### Brief
Copy the data below word for word, from the line with "x-axis-title: Frequency (MHz)" up to and including the line with "y-tick-label: 140 bbox=[66, 51, 95, 69]".

### Available data
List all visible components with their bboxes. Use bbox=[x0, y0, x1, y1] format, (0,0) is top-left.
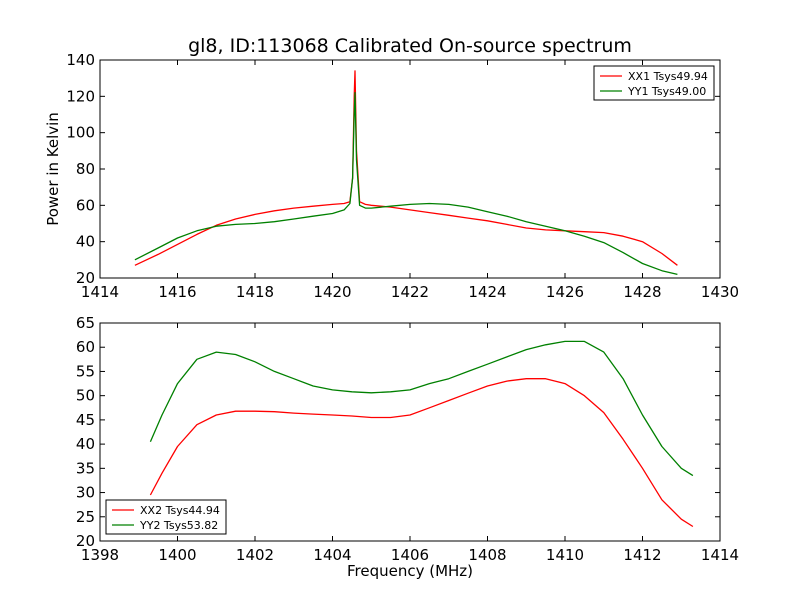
x-axis-title: Frequency (MHz) bbox=[347, 562, 473, 580]
series-line-2-1 bbox=[149, 378, 694, 528]
x-tick-label: 1430 bbox=[701, 283, 739, 301]
y-tick-label: 50 bbox=[76, 387, 95, 405]
series-line-1-1 bbox=[134, 70, 678, 266]
y-tick-label: 40 bbox=[76, 435, 95, 453]
legend-label: XX1 Tsys49.94 bbox=[628, 70, 708, 83]
y-tick-label: 120 bbox=[66, 87, 95, 105]
y-tick-label: 100 bbox=[66, 124, 95, 142]
plot-panel-2: 1398 1400 1402 1404 1406 1408 1410 1412 1414 20 25… bbox=[76, 314, 739, 564]
x-tick-label: 1406 bbox=[391, 546, 429, 564]
legend-label: YY1 Tsys49.00 bbox=[627, 85, 706, 98]
x-tick-label: 1412 bbox=[623, 546, 661, 564]
y-tick-label: 30 bbox=[76, 484, 95, 502]
legend-label: YY2 Tsys53.82 bbox=[139, 519, 218, 532]
legend-2: XX2 Tsys44.94 YY2 Tsys53.82 bbox=[105, 499, 227, 535]
x-tick-label: 1398 bbox=[81, 546, 119, 564]
x-tick-label: 1414 bbox=[81, 283, 119, 301]
legend-box bbox=[105, 499, 227, 535]
y-tick-label: 45 bbox=[76, 411, 95, 429]
x-tick-label: 1416 bbox=[158, 283, 196, 301]
y-tick-label: 65 bbox=[76, 314, 95, 332]
x-tick-label: 1414 bbox=[701, 546, 739, 564]
y-tick-label: 140 bbox=[66, 51, 95, 69]
x-tick-label: 1426 bbox=[546, 283, 584, 301]
figure-title: gl8, ID:113068 Calibrated On-source spec… bbox=[188, 35, 632, 57]
y-tick-label: 40 bbox=[76, 233, 95, 251]
x-tick-label: 1402 bbox=[236, 546, 274, 564]
series-line-1-2 bbox=[134, 92, 678, 276]
y-tick-label: 20 bbox=[76, 532, 95, 550]
x-tick-label: 1404 bbox=[313, 546, 351, 564]
x-tick-label: 1422 bbox=[391, 283, 429, 301]
y-tick-label: 80 bbox=[76, 160, 95, 178]
y-tick-label: 60 bbox=[76, 338, 95, 356]
legend-1: XX1 Tsys49.94 YY1 Tsys49.00 bbox=[593, 65, 715, 101]
x-tick-label: 1420 bbox=[313, 283, 351, 301]
legend-label: XX2 Tsys44.94 bbox=[140, 504, 220, 517]
legend-box bbox=[593, 65, 715, 101]
x-tick-label: 1410 bbox=[546, 546, 584, 564]
y-axis-title: Power in Kelvin bbox=[44, 112, 62, 226]
y-tick-label: 60 bbox=[76, 196, 95, 214]
plot-panel-1: 1414 1416 1418 1420 1422 1424 1426 1428 1430 20 40… bbox=[66, 51, 739, 301]
x-tick-label: 1428 bbox=[623, 283, 661, 301]
x-tick-label: 1418 bbox=[236, 283, 274, 301]
series-line-2-2 bbox=[149, 340, 694, 477]
y-tick-label: 35 bbox=[76, 459, 95, 477]
y-tick-label: 25 bbox=[76, 508, 95, 526]
x-tick-label: 1424 bbox=[468, 283, 506, 301]
x-tick-label: 1400 bbox=[158, 546, 196, 564]
y-tick-label: 55 bbox=[76, 362, 95, 380]
x-tick-label: 1408 bbox=[468, 546, 506, 564]
panels: 1414 1416 1418 1420 1422 1424 1426 1428 1430 20 40… bbox=[66, 51, 739, 564]
y-tick-label: 20 bbox=[76, 269, 95, 287]
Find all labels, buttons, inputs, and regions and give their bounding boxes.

### Task answer
x-axis-title: Frequency (MHz) bbox=[347, 562, 473, 580]
series-line-2-1 bbox=[149, 378, 694, 528]
x-tick-label: 1430 bbox=[701, 283, 739, 301]
y-tick-label: 50 bbox=[76, 387, 95, 405]
series-line-1-1 bbox=[134, 70, 678, 266]
y-tick-label: 40 bbox=[76, 435, 95, 453]
legend-label: XX1 Tsys49.94 bbox=[628, 70, 708, 83]
y-tick-label: 120 bbox=[66, 87, 95, 105]
y-tick-label: 100 bbox=[66, 124, 95, 142]
plot-panel-2: 1398 1400 1402 1404 1406 1408 1410 1412 1414 20 25… bbox=[76, 314, 739, 564]
x-tick-label: 1406 bbox=[391, 546, 429, 564]
legend-label: YY1 Tsys49.00 bbox=[627, 85, 706, 98]
x-tick-label: 1412 bbox=[623, 546, 661, 564]
y-tick-label: 30 bbox=[76, 484, 95, 502]
legend-label: YY2 Tsys53.82 bbox=[139, 519, 218, 532]
legend-2: XX2 Tsys44.94 YY2 Tsys53.82 bbox=[105, 499, 227, 535]
x-tick-label: 1398 bbox=[81, 546, 119, 564]
x-tick-label: 1414 bbox=[81, 283, 119, 301]
legend-box bbox=[105, 499, 227, 535]
y-tick-label: 45 bbox=[76, 411, 95, 429]
x-tick-label: 1416 bbox=[158, 283, 196, 301]
y-tick-label: 65 bbox=[76, 314, 95, 332]
x-tick-label: 1414 bbox=[701, 546, 739, 564]
y-tick-label: 140 bbox=[66, 51, 95, 69]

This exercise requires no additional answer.